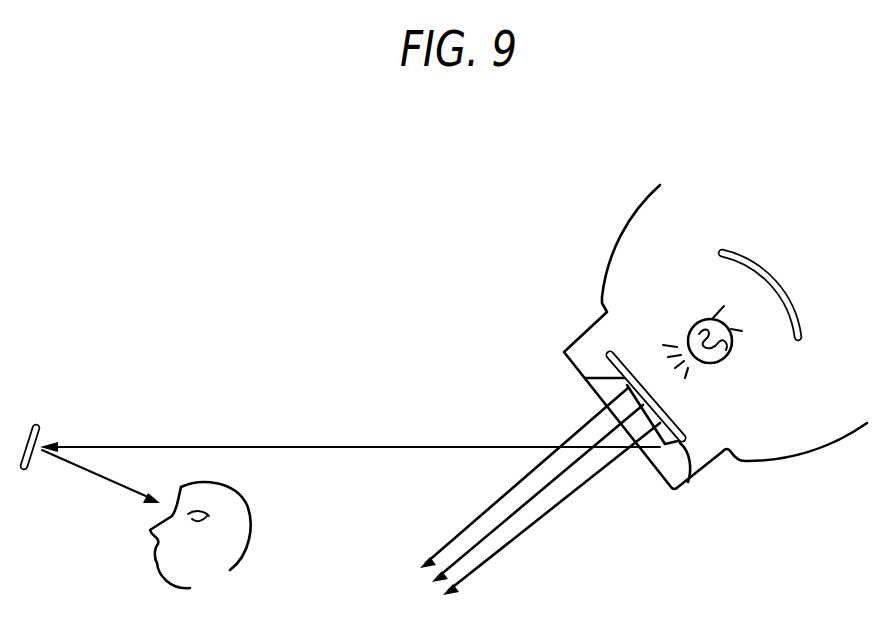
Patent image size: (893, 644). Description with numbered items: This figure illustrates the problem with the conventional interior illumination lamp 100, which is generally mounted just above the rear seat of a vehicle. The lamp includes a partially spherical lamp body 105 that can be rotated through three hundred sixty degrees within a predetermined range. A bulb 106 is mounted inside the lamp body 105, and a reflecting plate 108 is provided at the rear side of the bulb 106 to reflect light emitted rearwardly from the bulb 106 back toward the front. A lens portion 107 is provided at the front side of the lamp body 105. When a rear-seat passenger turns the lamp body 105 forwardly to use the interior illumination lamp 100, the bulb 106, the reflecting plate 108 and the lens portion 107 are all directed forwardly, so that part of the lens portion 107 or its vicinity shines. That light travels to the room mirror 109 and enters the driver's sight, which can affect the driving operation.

The interior illumination lamp 100 is at (682, 337).
The lamp body 105 is at (583, 308).
The bulb 106 is at (728, 356).
The lens portion 107 is at (688, 482).
The reflecting plate 108 is at (778, 280).
The room mirror 109 is at (43, 430).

## TO BE DONE
Convert the items above into a Markdown table with two columns, Row and Item line, giving each line its own numbered row. Leave out the pictures and the blank lines.

## TASK OUTPUT
| Row | Item line |
|---|---|
| 1 | Patent image size: (893, 644). Description with numbered items: This figure illustrates the problem with the conventional interior illumination lamp 100, which is generally mounted just above the rear seat of a vehicle. The lamp includes a partially spherical lamp body 105 that can be rotated through three hundred sixty degrees within a predetermined range. A bulb 106 is mounted inside the lamp body 105, and a reflecting plate 108 is provided at the rear side of the bulb 106 to reflect light emitted rearwardly from the bulb 106 back toward the front. A lens portion 107 is provided at the front side of the lamp body 105. When a rear-seat passenger turns the lamp body 105 forwardly to use the interior illumination lamp 100, the bulb 106, the reflecting plate 108 and the lens portion 107 are all directed forwardly, so that part of the lens portion 107 or its vicinity shines. That light travels to the room mirror 109 and enters the driver's sight, which can affect the driving operation. |
| 2 | The interior illumination lamp 100 is at (682, 337). |
| 3 | The lamp body 105 is at (583, 308). |
| 4 | The bulb 106 is at (728, 356). |
| 5 | The lens portion 107 is at (688, 482). |
| 6 | The reflecting plate 108 is at (778, 280). |
| 7 | The room mirror 109 is at (43, 430). |